━━━ Input

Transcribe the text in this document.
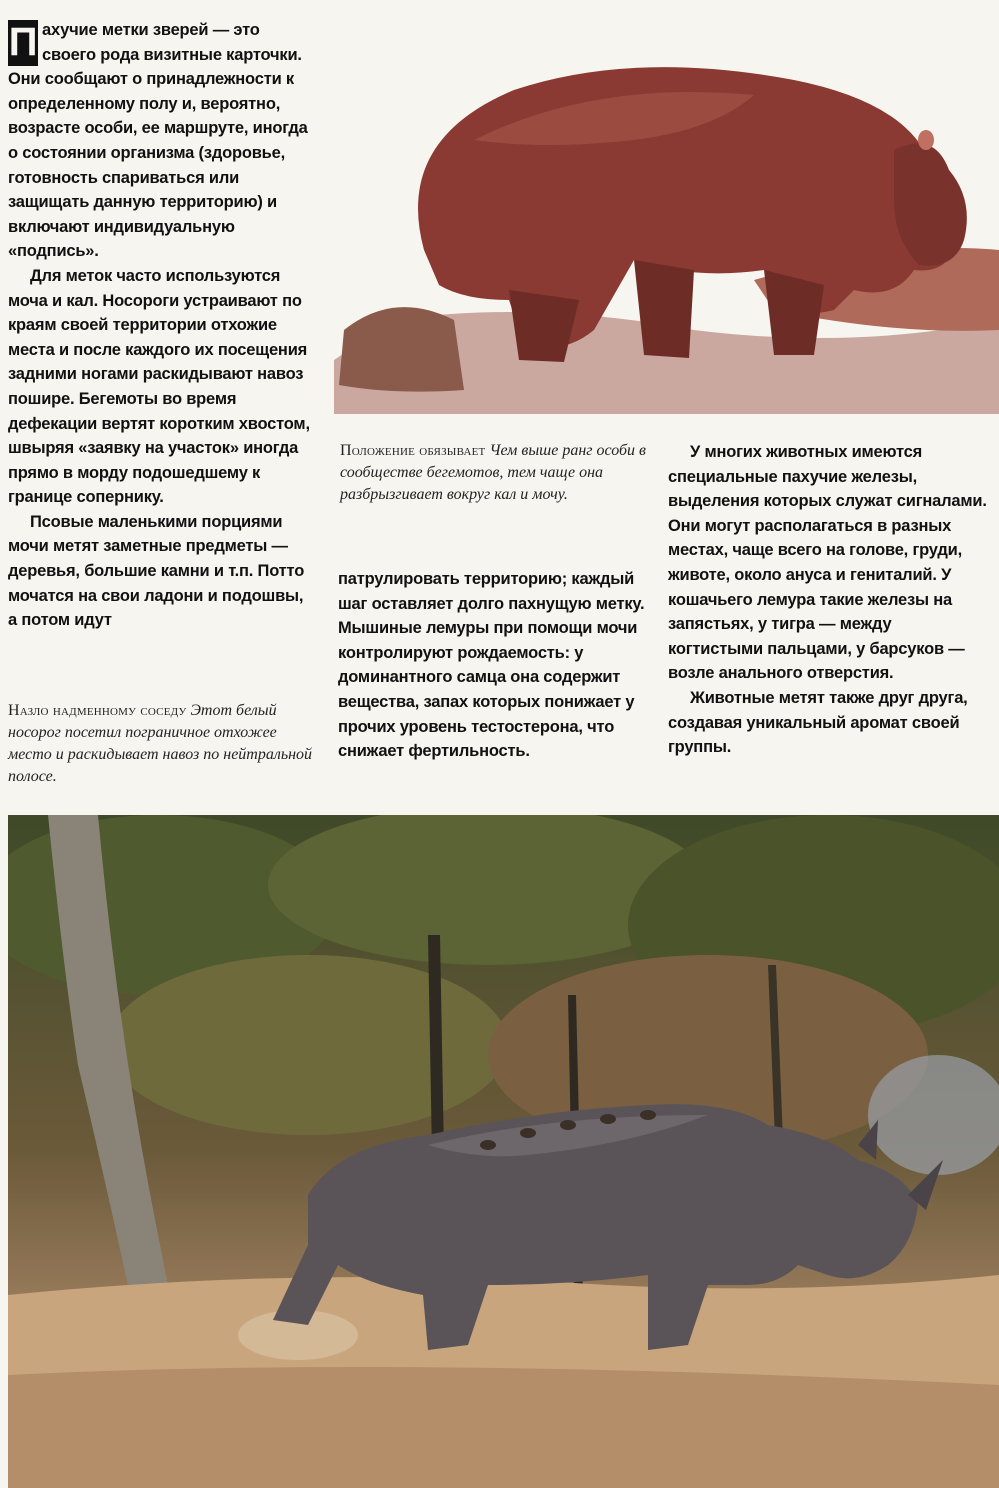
П ахучие метки зверей — это своего рода визитные карточки. Они сообщают о принадлежности к определенному полу и, вероятно, возрасте особи, ее маршруте, иногда о состоянии организма (здоровье, готовность спариваться или защищать данную территорию) и включают индивидуальную «подпись».

Для меток часто используются моча и кал. Носороги устраивают по краям своей территории отхожие места и после каждого их посещения задними ногами раскидывают навоз пошире. Бегемоты во время дефекации вертят коротким хвостом, швыряя «заявку на участок» иногда прямо в морду подошедшему к границе сопернику.

Псовые маленькими порциями мочи метят заметные предметы — деревья, большие камни и т.п. Потто мочатся на свои ладони и подошвы, а потом идут

Назло надменному соседу Этот белый носорог посетил пограничное отхожее место и раскидывает навоз по нейтральной полосе.
Положение обязывает Чем выше ранг особи в сообществе бегемотов, тем чаще она разбрызгивает вокруг кал и мочу.

патрулировать территорию; каждый шаг оставляет долго пахнущую метку. Мышиные лемуры при помощи мочи контролируют рождаемость: у доминантного самца она содержит вещества, запах которых понижает у прочих уровень тестостерона, что снижает фертильность.

У многих животных имеются специальные пахучие железы, выделения которых служат сигналами. Они могут располагаться в разных местах, чаще всего на голове, груди, животе, около ануса и гениталий. У кошачьего лемура такие железы на запястьях, у тигра — между когтистыми пальцами, у барсуков — возле анального отверстия.

Животные метят также друг друга, создавая уникальный аромат своей группы.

━━━━━━

Exactly as written, return every line of the listing, but not the pictures.

Transcribe the text in this document.
П ахучие метки зверей — это своего рода визитные карточки. Они сообщают о принадлежности к определенному полу и, вероятно, возрасте особи, ее маршруте, иногда о состоянии организма (здоровье, готовность спариваться или защищать данную территорию) и включают индивидуальную «подпись».

Для меток часто используются моча и кал. Носороги устраивают по краям своей территории отхожие места и после каждого их посещения задними ногами раскидывают навоз пошире. Бегемоты во время дефекации вертят коротким хвостом, швыряя «заявку на участок» иногда прямо в морду подошедшему к границе сопернику.

Псовые маленькими порциями мочи метят заметные предметы — деревья, большие камни и т.п. Потто мочатся на свои ладони и подошвы, а потом идут

Назло надменному соседу Этот белый носорог посетил пограничное отхожее место и раскидывает навоз по нейтральной полосе.
Положение обязывает Чем выше ранг особи в сообществе бегемотов, тем чаще она разбрызгивает вокруг кал и мочу.

патрулировать территорию; каждый шаг оставляет долго пахнущую метку. Мышиные лемуры при помощи мочи контролируют рождаемость: у доминантного самца она содержит вещества, запах которых понижает у прочих уровень тестостерона, что снижает фертильность.

У многих животных имеются специальные пахучие железы, выделения которых служат сигналами. Они могут располагаться в разных местах, чаще всего на голове, груди, животе, около ануса и гениталий. У кошачьего лемура такие железы на запястьях, у тигра — между когтистыми пальцами, у барсуков — возле анального отверстия.

Животные метят также друг друга, создавая уникальный аромат своей группы.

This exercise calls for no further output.